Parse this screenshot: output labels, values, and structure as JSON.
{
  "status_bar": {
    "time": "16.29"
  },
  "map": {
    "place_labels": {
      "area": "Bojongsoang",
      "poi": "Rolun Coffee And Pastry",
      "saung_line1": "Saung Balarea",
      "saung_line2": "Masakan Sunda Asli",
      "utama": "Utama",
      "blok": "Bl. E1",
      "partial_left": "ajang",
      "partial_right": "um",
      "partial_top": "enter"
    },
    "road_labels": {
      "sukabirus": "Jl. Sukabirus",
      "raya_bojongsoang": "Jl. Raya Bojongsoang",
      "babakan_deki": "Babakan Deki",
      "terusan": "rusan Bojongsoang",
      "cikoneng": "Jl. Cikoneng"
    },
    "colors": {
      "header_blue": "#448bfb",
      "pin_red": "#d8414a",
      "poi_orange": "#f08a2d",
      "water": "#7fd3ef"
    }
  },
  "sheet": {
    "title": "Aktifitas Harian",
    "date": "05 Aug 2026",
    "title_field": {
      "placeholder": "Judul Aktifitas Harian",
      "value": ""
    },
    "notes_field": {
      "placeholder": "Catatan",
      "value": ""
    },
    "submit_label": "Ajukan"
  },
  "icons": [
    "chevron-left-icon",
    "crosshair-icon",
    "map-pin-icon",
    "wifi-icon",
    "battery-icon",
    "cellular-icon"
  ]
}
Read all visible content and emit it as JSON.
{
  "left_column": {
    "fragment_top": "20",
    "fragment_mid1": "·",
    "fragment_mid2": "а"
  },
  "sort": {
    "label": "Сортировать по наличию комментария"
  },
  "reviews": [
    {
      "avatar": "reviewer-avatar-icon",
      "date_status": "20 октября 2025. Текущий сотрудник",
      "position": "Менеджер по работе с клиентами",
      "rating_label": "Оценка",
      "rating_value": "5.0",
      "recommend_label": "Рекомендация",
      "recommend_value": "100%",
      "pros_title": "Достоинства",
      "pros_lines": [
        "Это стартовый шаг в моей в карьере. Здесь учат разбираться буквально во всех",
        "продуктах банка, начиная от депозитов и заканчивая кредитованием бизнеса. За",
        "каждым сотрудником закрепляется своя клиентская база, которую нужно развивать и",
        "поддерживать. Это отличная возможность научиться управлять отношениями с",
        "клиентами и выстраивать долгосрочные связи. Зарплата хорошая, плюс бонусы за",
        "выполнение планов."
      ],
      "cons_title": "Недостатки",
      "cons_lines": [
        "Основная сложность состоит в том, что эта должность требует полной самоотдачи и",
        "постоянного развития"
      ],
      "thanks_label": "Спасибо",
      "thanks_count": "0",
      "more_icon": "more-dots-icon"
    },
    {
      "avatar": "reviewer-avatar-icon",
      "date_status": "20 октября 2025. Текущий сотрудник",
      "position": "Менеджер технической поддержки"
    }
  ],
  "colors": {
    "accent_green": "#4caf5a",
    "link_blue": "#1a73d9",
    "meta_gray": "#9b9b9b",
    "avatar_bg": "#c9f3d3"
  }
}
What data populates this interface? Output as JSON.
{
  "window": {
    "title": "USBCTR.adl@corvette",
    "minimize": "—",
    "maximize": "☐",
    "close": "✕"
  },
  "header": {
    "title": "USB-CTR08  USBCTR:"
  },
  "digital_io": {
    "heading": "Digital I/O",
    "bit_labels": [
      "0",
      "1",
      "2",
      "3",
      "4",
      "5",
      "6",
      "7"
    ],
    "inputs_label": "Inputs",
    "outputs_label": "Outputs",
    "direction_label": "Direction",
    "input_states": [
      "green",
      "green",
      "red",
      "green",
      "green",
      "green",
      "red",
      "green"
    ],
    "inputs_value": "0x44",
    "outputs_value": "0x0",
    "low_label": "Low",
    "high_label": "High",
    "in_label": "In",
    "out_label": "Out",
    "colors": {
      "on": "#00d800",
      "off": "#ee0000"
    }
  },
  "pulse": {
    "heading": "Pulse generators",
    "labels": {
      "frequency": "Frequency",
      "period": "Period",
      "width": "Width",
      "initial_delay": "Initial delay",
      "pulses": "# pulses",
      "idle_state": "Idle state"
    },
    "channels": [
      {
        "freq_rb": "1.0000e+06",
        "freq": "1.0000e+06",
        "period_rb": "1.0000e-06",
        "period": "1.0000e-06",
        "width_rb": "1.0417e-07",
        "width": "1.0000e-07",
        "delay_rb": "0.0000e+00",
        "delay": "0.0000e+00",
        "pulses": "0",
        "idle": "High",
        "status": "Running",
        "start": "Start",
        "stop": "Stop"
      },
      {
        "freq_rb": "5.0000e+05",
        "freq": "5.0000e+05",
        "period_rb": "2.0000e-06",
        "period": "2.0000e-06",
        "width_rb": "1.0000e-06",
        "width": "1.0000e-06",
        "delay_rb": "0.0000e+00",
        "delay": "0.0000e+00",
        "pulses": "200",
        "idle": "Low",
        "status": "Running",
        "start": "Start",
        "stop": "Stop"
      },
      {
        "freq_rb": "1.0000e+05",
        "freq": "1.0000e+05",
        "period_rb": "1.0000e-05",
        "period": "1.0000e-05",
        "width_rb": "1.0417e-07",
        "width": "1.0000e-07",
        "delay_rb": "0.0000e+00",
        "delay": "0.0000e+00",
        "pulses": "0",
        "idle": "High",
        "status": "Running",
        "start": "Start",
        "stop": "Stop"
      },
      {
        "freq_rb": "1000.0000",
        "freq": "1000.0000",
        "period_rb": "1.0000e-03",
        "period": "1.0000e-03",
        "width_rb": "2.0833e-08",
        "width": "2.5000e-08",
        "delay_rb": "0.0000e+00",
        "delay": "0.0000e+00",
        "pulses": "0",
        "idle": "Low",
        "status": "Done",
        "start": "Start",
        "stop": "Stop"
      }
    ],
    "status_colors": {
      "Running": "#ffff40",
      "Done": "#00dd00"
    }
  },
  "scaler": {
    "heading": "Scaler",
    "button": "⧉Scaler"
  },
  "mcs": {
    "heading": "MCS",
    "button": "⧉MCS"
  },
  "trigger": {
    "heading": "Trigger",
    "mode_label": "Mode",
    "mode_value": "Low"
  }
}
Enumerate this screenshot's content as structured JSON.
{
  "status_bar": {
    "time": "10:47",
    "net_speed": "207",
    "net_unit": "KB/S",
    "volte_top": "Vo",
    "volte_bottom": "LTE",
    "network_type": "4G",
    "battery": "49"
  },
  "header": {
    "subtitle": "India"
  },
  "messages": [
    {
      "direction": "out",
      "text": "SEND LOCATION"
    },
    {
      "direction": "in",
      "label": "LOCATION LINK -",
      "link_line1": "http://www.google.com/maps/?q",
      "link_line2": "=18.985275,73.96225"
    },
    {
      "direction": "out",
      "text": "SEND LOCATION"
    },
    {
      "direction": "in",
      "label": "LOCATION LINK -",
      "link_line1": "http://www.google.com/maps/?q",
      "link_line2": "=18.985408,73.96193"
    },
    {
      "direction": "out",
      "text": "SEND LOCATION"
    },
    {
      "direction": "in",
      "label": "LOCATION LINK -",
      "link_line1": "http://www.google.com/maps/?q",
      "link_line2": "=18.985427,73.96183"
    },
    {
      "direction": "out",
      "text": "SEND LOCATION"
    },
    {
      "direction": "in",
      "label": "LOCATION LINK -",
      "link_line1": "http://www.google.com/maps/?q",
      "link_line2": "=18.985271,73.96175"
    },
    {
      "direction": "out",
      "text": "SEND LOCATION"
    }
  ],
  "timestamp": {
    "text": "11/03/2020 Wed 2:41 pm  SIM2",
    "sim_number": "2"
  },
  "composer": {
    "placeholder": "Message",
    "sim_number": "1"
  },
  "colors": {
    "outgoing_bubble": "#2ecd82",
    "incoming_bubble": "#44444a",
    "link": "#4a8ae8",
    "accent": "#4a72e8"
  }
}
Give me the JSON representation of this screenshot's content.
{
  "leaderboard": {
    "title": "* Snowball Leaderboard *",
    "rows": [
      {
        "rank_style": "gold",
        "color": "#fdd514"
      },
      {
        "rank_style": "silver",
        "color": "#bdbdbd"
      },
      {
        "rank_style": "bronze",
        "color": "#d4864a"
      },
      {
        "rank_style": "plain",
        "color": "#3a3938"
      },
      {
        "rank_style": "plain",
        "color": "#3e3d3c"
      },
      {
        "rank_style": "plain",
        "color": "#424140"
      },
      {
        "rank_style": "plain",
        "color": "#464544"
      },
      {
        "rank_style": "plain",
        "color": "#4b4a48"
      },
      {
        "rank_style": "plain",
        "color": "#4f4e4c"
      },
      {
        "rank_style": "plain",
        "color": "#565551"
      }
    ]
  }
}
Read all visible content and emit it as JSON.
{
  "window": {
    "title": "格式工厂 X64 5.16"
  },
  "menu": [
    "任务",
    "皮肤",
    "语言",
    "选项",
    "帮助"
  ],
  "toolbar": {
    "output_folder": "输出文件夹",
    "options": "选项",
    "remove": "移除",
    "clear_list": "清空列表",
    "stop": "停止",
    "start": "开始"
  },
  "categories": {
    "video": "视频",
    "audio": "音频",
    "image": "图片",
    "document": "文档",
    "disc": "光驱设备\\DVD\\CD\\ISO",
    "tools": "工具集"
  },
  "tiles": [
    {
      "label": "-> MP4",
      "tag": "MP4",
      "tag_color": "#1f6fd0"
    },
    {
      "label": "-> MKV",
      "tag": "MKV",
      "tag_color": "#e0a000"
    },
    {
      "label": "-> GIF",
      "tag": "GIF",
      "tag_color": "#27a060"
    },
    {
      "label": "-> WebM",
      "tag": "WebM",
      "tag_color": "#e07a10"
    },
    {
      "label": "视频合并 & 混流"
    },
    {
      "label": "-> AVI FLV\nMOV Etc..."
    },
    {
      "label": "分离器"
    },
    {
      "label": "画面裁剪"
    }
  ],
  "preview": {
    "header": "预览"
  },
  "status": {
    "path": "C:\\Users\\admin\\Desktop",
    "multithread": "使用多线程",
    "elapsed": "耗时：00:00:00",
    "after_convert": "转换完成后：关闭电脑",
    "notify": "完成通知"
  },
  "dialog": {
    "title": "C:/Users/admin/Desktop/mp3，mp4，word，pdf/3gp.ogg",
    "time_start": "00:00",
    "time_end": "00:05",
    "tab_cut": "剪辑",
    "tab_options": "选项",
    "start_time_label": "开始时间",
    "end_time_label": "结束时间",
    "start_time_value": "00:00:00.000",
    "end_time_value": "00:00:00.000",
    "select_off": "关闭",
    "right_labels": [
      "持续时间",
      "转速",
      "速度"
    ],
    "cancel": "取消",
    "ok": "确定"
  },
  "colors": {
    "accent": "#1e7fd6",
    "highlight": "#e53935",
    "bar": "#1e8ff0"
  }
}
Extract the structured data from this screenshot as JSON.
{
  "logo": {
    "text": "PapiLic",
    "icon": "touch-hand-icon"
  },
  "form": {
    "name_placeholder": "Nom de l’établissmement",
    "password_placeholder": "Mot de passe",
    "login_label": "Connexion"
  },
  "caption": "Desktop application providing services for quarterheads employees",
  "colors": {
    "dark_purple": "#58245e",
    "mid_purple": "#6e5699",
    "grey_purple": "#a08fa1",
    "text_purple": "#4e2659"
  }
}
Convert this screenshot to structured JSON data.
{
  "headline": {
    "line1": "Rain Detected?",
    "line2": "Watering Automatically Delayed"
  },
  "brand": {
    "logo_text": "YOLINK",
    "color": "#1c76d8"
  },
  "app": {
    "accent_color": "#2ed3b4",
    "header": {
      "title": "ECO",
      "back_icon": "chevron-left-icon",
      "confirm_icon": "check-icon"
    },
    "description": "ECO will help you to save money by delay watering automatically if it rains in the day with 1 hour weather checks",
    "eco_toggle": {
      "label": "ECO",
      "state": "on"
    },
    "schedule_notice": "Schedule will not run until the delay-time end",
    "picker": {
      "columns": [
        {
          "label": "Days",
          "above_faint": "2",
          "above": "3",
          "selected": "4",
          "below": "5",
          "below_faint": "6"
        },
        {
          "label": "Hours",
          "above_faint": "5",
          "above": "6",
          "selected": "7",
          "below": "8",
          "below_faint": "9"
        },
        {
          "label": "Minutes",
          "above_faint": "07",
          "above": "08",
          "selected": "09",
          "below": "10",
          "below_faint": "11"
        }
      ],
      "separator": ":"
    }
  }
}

* * * * *

_What is needed_
Provide only the count of lines in the material above that hold the word "chevron".

_Correct result_
2